Excerpts from a figure dataset:
— begin —
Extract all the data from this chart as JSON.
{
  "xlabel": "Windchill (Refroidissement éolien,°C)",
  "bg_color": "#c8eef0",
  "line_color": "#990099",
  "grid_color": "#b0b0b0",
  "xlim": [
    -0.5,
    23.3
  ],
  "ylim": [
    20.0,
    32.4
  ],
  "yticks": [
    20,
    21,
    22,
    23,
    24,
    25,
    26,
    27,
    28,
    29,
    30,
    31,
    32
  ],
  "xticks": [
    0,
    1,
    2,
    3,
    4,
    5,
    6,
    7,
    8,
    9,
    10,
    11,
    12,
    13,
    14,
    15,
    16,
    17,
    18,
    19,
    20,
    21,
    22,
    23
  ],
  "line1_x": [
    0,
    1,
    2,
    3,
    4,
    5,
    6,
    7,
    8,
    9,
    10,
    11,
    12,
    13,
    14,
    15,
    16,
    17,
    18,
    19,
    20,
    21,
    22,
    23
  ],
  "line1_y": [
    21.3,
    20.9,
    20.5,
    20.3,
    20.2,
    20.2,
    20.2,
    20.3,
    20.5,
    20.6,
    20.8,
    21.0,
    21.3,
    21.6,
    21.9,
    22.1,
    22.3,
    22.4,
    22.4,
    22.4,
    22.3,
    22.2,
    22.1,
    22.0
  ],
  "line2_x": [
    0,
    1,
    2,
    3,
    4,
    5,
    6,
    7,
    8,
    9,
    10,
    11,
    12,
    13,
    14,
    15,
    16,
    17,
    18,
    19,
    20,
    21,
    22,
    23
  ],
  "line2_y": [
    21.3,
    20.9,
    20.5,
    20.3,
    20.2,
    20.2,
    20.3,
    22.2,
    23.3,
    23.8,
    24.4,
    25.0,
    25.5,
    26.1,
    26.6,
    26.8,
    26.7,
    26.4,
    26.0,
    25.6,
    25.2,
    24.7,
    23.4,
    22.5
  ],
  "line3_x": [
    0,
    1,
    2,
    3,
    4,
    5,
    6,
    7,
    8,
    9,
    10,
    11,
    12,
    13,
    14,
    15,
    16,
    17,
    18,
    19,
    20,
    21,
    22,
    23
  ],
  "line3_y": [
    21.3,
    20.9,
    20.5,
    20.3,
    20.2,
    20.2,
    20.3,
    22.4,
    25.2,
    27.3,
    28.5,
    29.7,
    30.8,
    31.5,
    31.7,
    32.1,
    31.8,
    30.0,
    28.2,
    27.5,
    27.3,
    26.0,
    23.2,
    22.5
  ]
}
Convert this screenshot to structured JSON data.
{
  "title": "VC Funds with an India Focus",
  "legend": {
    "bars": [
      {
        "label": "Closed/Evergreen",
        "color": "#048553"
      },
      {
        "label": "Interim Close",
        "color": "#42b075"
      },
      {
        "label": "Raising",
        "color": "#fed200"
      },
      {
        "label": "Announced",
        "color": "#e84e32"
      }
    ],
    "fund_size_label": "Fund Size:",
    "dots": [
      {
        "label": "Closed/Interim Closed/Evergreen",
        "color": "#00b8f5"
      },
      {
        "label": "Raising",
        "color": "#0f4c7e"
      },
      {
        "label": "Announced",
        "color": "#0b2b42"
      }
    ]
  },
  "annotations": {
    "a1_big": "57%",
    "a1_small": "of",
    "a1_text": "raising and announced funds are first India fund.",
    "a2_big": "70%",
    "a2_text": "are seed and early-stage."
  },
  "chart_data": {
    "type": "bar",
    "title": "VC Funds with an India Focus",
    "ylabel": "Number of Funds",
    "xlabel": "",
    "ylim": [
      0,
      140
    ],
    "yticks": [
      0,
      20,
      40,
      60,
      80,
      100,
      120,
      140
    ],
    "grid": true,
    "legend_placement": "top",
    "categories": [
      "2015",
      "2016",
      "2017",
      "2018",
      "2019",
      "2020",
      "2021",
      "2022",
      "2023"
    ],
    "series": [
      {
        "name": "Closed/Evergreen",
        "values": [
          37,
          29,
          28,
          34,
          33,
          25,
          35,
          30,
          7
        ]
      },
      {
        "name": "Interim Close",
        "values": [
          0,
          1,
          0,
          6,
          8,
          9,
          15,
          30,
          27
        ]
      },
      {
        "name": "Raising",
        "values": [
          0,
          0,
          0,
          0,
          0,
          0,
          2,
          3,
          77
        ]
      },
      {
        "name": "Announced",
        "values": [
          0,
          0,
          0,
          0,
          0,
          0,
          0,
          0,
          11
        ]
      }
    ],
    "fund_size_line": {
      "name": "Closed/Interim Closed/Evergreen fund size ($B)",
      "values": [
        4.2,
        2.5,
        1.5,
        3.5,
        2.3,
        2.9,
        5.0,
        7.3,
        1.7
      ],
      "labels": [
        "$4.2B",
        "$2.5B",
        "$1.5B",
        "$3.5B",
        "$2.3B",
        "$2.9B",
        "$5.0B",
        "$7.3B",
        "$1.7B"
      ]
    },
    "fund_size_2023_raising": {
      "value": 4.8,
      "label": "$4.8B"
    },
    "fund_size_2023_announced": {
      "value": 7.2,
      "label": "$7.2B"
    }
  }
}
— end —
Make an exact copy of every entry.

Extract all the data from this chart as JSON.
{
  "xlabel": "Windchill (Refroidissement éolien,°C)",
  "bg_color": "#c8eef0",
  "line_color": "#990099",
  "grid_color": "#b0b0b0",
  "xlim": [
    -0.5,
    23.3
  ],
  "ylim": [
    20.0,
    32.4
  ],
  "yticks": [
    20,
    21,
    22,
    23,
    24,
    25,
    26,
    27,
    28,
    29,
    30,
    31,
    32
  ],
  "xticks": [
    0,
    1,
    2,
    3,
    4,
    5,
    6,
    7,
    8,
    9,
    10,
    11,
    12,
    13,
    14,
    15,
    16,
    17,
    18,
    19,
    20,
    21,
    22,
    23
  ],
  "line1_x": [
    0,
    1,
    2,
    3,
    4,
    5,
    6,
    7,
    8,
    9,
    10,
    11,
    12,
    13,
    14,
    15,
    16,
    17,
    18,
    19,
    20,
    21,
    22,
    23
  ],
  "line1_y": [
    21.3,
    20.9,
    20.5,
    20.3,
    20.2,
    20.2,
    20.2,
    20.3,
    20.5,
    20.6,
    20.8,
    21.0,
    21.3,
    21.6,
    21.9,
    22.1,
    22.3,
    22.4,
    22.4,
    22.4,
    22.3,
    22.2,
    22.1,
    22.0
  ],
  "line2_x": [
    0,
    1,
    2,
    3,
    4,
    5,
    6,
    7,
    8,
    9,
    10,
    11,
    12,
    13,
    14,
    15,
    16,
    17,
    18,
    19,
    20,
    21,
    22,
    23
  ],
  "line2_y": [
    21.3,
    20.9,
    20.5,
    20.3,
    20.2,
    20.2,
    20.3,
    22.2,
    23.3,
    23.8,
    24.4,
    25.0,
    25.5,
    26.1,
    26.6,
    26.8,
    26.7,
    26.4,
    26.0,
    25.6,
    25.2,
    24.7,
    23.4,
    22.5
  ],
  "line3_x": [
    0,
    1,
    2,
    3,
    4,
    5,
    6,
    7,
    8,
    9,
    10,
    11,
    12,
    13,
    14,
    15,
    16,
    17,
    18,
    19,
    20,
    21,
    22,
    23
  ],
  "line3_y": [
    21.3,
    20.9,
    20.5,
    20.3,
    20.2,
    20.2,
    20.3,
    22.4,
    25.2,
    27.3,
    28.5,
    29.7,
    30.8,
    31.5,
    31.7,
    32.1,
    31.8,
    30.0,
    28.2,
    27.5,
    27.3,
    26.0,
    23.2,
    22.5
  ]
}
Convert this screenshot to structured JSON data.
{
  "title": "VC Funds with an India Focus",
  "legend": {
    "bars": [
      {
        "label": "Closed/Evergreen",
        "color": "#048553"
      },
      {
        "label": "Interim Close",
        "color": "#42b075"
      },
      {
        "label": "Raising",
        "color": "#fed200"
      },
      {
        "label": "Announced",
        "color": "#e84e32"
      }
    ],
    "fund_size_label": "Fund Size:",
    "dots": [
      {
        "label": "Closed/Interim Closed/Evergreen",
        "color": "#00b8f5"
      },
      {
        "label": "Raising",
        "color": "#0f4c7e"
      },
      {
        "label": "Announced",
        "color": "#0b2b42"
      }
    ]
  },
  "annotations": {
    "a1_big": "57%",
    "a1_small": "of",
    "a1_text": "raising and announced funds are first India fund.",
    "a2_big": "70%",
    "a2_text": "are seed and early-stage."
  },
  "chart_data": {
    "type": "bar",
    "title": "VC Funds with an India Focus",
    "ylabel": "Number of Funds",
    "xlabel": "",
    "ylim": [
      0,
      140
    ],
    "yticks": [
      0,
      20,
      40,
      60,
      80,
      100,
      120,
      140
    ],
    "grid": true,
    "legend_placement": "top",
    "categories": [
      "2015",
      "2016",
      "2017",
      "2018",
      "2019",
      "2020",
      "2021",
      "2022",
      "2023"
    ],
    "series": [
      {
        "name": "Closed/Evergreen",
        "values": [
          37,
          29,
          28,
          34,
          33,
          25,
          35,
          30,
          7
        ]
      },
      {
        "name": "Interim Close",
        "values": [
          0,
          1,
          0,
          6,
          8,
          9,
          15,
          30,
          27
        ]
      },
      {
        "name": "Raising",
        "values": [
          0,
          0,
          0,
          0,
          0,
          0,
          2,
          3,
          77
        ]
      },
      {
        "name": "Announced",
        "values": [
          0,
          0,
          0,
          0,
          0,
          0,
          0,
          0,
          11
        ]
      }
    ],
    "fund_size_line": {
      "name": "Closed/Interim Closed/Evergreen fund size ($B)",
      "values": [
        4.2,
        2.5,
        1.5,
        3.5,
        2.3,
        2.9,
        5.0,
        7.3,
        1.7
      ],
      "labels": [
        "$4.2B",
        "$2.5B",
        "$1.5B",
        "$3.5B",
        "$2.3B",
        "$2.9B",
        "$5.0B",
        "$7.3B",
        "$1.7B"
      ]
    },
    "fund_size_2023_raising": {
      "value": 4.8,
      "label": "$4.8B"
    },
    "fund_size_2023_announced": {
      "value": 7.2,
      "label": "$7.2B"
    }
  }
}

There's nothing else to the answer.